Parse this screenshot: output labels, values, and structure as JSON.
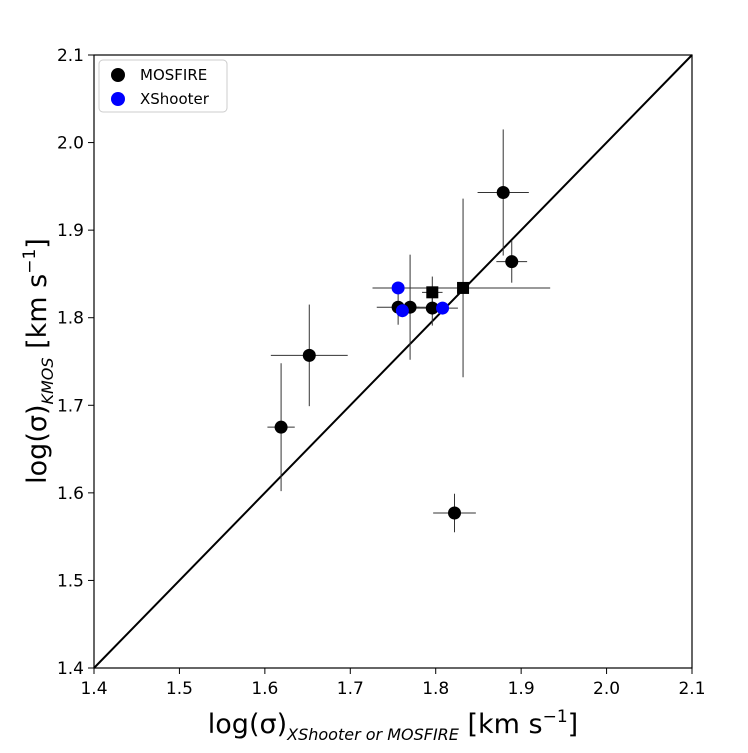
{
  "chart_data": {
    "type": "scatter",
    "title": "",
    "xlabel": {
      "main": "log(σ)",
      "subscript": "XShooter or MOSFIRE",
      "unit": " [km s",
      "sup": "−1",
      "close": "]"
    },
    "ylabel": {
      "main": "log(σ)",
      "subscript": "KMOS",
      "unit": " [km s",
      "sup": "−1",
      "close": "]"
    },
    "xlim": [
      1.4,
      2.1
    ],
    "ylim": [
      1.4,
      2.1
    ],
    "xticks": [
      "1.4",
      "1.5",
      "1.6",
      "1.7",
      "1.8",
      "1.9",
      "2.0",
      "2.1"
    ],
    "yticks": [
      "1.4",
      "1.5",
      "1.6",
      "1.7",
      "1.8",
      "1.9",
      "2.0",
      "2.1"
    ],
    "grid": false,
    "legend_position": "top-left",
    "one_to_one_line": true,
    "series": [
      {
        "name": "MOSFIRE",
        "color": "#000000",
        "points": [
          {
            "x": 1.619,
            "y": 1.675,
            "xerr": 0.016,
            "yerr": 0.073,
            "marker": "circle"
          },
          {
            "x": 1.652,
            "y": 1.757,
            "xerr": 0.045,
            "yerr": 0.058,
            "marker": "circle"
          },
          {
            "x": 1.756,
            "y": 1.812,
            "xerr": 0.025,
            "yerr": 0.02,
            "marker": "circle"
          },
          {
            "x": 1.77,
            "y": 1.812,
            "xerr": 0.02,
            "yerr": 0.06,
            "marker": "circle"
          },
          {
            "x": 1.796,
            "y": 1.811,
            "xerr": 0.03,
            "yerr": 0.02,
            "marker": "circle"
          },
          {
            "x": 1.796,
            "y": 1.829,
            "xerr": 0.012,
            "yerr": 0.018,
            "marker": "square"
          },
          {
            "x": 1.832,
            "y": 1.834,
            "xerr": 0.102,
            "yerr": 0.102,
            "marker": "square"
          },
          {
            "x": 1.822,
            "y": 1.577,
            "xerr": 0.025,
            "yerr": 0.022,
            "marker": "circle"
          },
          {
            "x": 1.879,
            "y": 1.943,
            "xerr": 0.03,
            "yerr": 0.072,
            "marker": "circle"
          },
          {
            "x": 1.889,
            "y": 1.864,
            "xerr": 0.018,
            "yerr": 0.024,
            "marker": "circle"
          }
        ]
      },
      {
        "name": "XShooter",
        "color": "#0000ff",
        "points": [
          {
            "x": 1.756,
            "y": 1.834,
            "xerr": 0.03,
            "yerr": 0.0,
            "marker": "circle"
          },
          {
            "x": 1.761,
            "y": 1.808,
            "xerr": 0.01,
            "yerr": 0.0,
            "marker": "circle"
          },
          {
            "x": 1.808,
            "y": 1.811,
            "xerr": 0.0,
            "yerr": 0.0,
            "marker": "circle"
          }
        ]
      }
    ]
  }
}
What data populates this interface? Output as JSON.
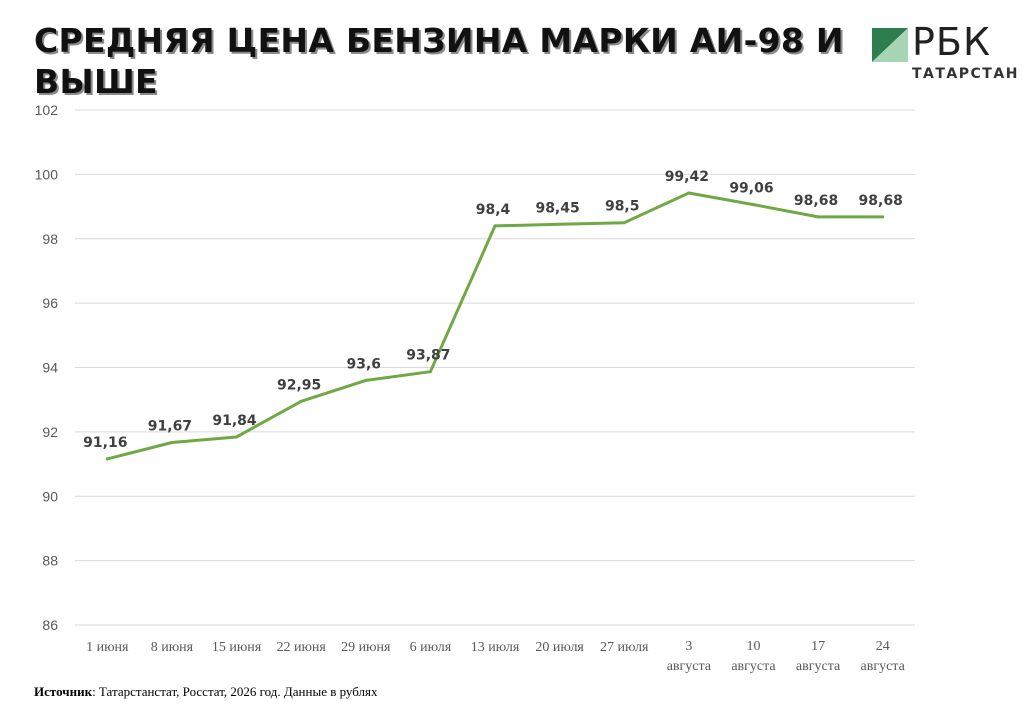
{
  "header": {
    "title": "СРЕДНЯЯ ЦЕНА БЕНЗИНА МАРКИ АИ-98 И ВЫШЕ",
    "logo_text": "РБК",
    "logo_region": "ТАТАРСТАН"
  },
  "footer": {
    "source_label": "Источник",
    "source_text": ": Татарстанстат, Росстат, 2026 год. Данные в рублях"
  },
  "colors": {
    "line": "#70a845",
    "grid": "#d9d9d9",
    "axis_text": "#595959",
    "label_text": "#404040",
    "logo_green": "#2e7d4f"
  },
  "chart_data": {
    "type": "line",
    "categories": [
      "1 июня",
      "8 июня",
      "15 июня",
      "22 июня",
      "29 июня",
      "6 июля",
      "13 июля",
      "20 июля",
      "27 июля",
      "3 августа",
      "10 августа",
      "17 августа",
      "24 августа"
    ],
    "series": [
      {
        "values": [
          91.16,
          91.67,
          91.84,
          92.95,
          93.6,
          93.87,
          98.4,
          98.45,
          98.5,
          99.42,
          99.06,
          98.68,
          98.68
        ],
        "labels": [
          "91,16",
          "91,67",
          "91,84",
          "92,95",
          "93,6",
          "93,87",
          "98,4",
          "98,45",
          "98,5",
          "99,42",
          "99,06",
          "98,68",
          "98,68"
        ]
      }
    ],
    "ylim": [
      86,
      102
    ],
    "yticks": [
      "86",
      "88",
      "90",
      "92",
      "94",
      "96",
      "98",
      "100",
      "102"
    ],
    "grid": true,
    "legend": "none",
    "data_labels": true
  }
}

WORK TO COMPLETE –
Leave out the pictures and repeat everything else in the records exactly.

THE RESULT –
Parse this screenshot: output labels, values, and structure as JSON.
{
  "chart_data": {
    "type": "scatter",
    "title": "",
    "xlabel": {
      "main": "log(σ)",
      "subscript": "XShooter or MOSFIRE",
      "unit": " [km s",
      "sup": "−1",
      "close": "]"
    },
    "ylabel": {
      "main": "log(σ)",
      "subscript": "KMOS",
      "unit": " [km s",
      "sup": "−1",
      "close": "]"
    },
    "xlim": [
      1.4,
      2.1
    ],
    "ylim": [
      1.4,
      2.1
    ],
    "xticks": [
      "1.4",
      "1.5",
      "1.6",
      "1.7",
      "1.8",
      "1.9",
      "2.0",
      "2.1"
    ],
    "yticks": [
      "1.4",
      "1.5",
      "1.6",
      "1.7",
      "1.8",
      "1.9",
      "2.0",
      "2.1"
    ],
    "grid": false,
    "legend_position": "top-left",
    "one_to_one_line": true,
    "series": [
      {
        "name": "MOSFIRE",
        "color": "#000000",
        "points": [
          {
            "x": 1.619,
            "y": 1.675,
            "xerr": 0.016,
            "yerr": 0.073,
            "marker": "circle"
          },
          {
            "x": 1.652,
            "y": 1.757,
            "xerr": 0.045,
            "yerr": 0.058,
            "marker": "circle"
          },
          {
            "x": 1.756,
            "y": 1.812,
            "xerr": 0.025,
            "yerr": 0.02,
            "marker": "circle"
          },
          {
            "x": 1.77,
            "y": 1.812,
            "xerr": 0.02,
            "yerr": 0.06,
            "marker": "circle"
          },
          {
            "x": 1.796,
            "y": 1.811,
            "xerr": 0.03,
            "yerr": 0.02,
            "marker": "circle"
          },
          {
            "x": 1.796,
            "y": 1.829,
            "xerr": 0.012,
            "yerr": 0.018,
            "marker": "square"
          },
          {
            "x": 1.832,
            "y": 1.834,
            "xerr": 0.102,
            "yerr": 0.102,
            "marker": "square"
          },
          {
            "x": 1.822,
            "y": 1.577,
            "xerr": 0.025,
            "yerr": 0.022,
            "marker": "circle"
          },
          {
            "x": 1.879,
            "y": 1.943,
            "xerr": 0.03,
            "yerr": 0.072,
            "marker": "circle"
          },
          {
            "x": 1.889,
            "y": 1.864,
            "xerr": 0.018,
            "yerr": 0.024,
            "marker": "circle"
          }
        ]
      },
      {
        "name": "XShooter",
        "color": "#0000ff",
        "points": [
          {
            "x": 1.756,
            "y": 1.834,
            "xerr": 0.03,
            "yerr": 0.0,
            "marker": "circle"
          },
          {
            "x": 1.761,
            "y": 1.808,
            "xerr": 0.01,
            "yerr": 0.0,
            "marker": "circle"
          },
          {
            "x": 1.808,
            "y": 1.811,
            "xerr": 0.0,
            "yerr": 0.0,
            "marker": "circle"
          }
        ]
      }
    ]
  }
}
What data populates this interface? Output as JSON.
{
  "header": {
    "title": "СРЕДНЯЯ ЦЕНА БЕНЗИНА МАРКИ АИ-98 И ВЫШЕ",
    "logo_text": "РБК",
    "logo_region": "ТАТАРСТАН"
  },
  "footer": {
    "source_label": "Источник",
    "source_text": ": Татарстанстат, Росстат, 2026 год. Данные в рублях"
  },
  "colors": {
    "line": "#70a845",
    "grid": "#d9d9d9",
    "axis_text": "#595959",
    "label_text": "#404040",
    "logo_green": "#2e7d4f"
  },
  "chart_data": {
    "type": "line",
    "categories": [
      "1 июня",
      "8 июня",
      "15 июня",
      "22 июня",
      "29 июня",
      "6 июля",
      "13 июля",
      "20 июля",
      "27 июля",
      "3 августа",
      "10 августа",
      "17 августа",
      "24 августа"
    ],
    "series": [
      {
        "values": [
          91.16,
          91.67,
          91.84,
          92.95,
          93.6,
          93.87,
          98.4,
          98.45,
          98.5,
          99.42,
          99.06,
          98.68,
          98.68
        ],
        "labels": [
          "91,16",
          "91,67",
          "91,84",
          "92,95",
          "93,6",
          "93,87",
          "98,4",
          "98,45",
          "98,5",
          "99,42",
          "99,06",
          "98,68",
          "98,68"
        ]
      }
    ],
    "ylim": [
      86,
      102
    ],
    "yticks": [
      "86",
      "88",
      "90",
      "92",
      "94",
      "96",
      "98",
      "100",
      "102"
    ],
    "grid": true,
    "legend": "none",
    "data_labels": true
  }
}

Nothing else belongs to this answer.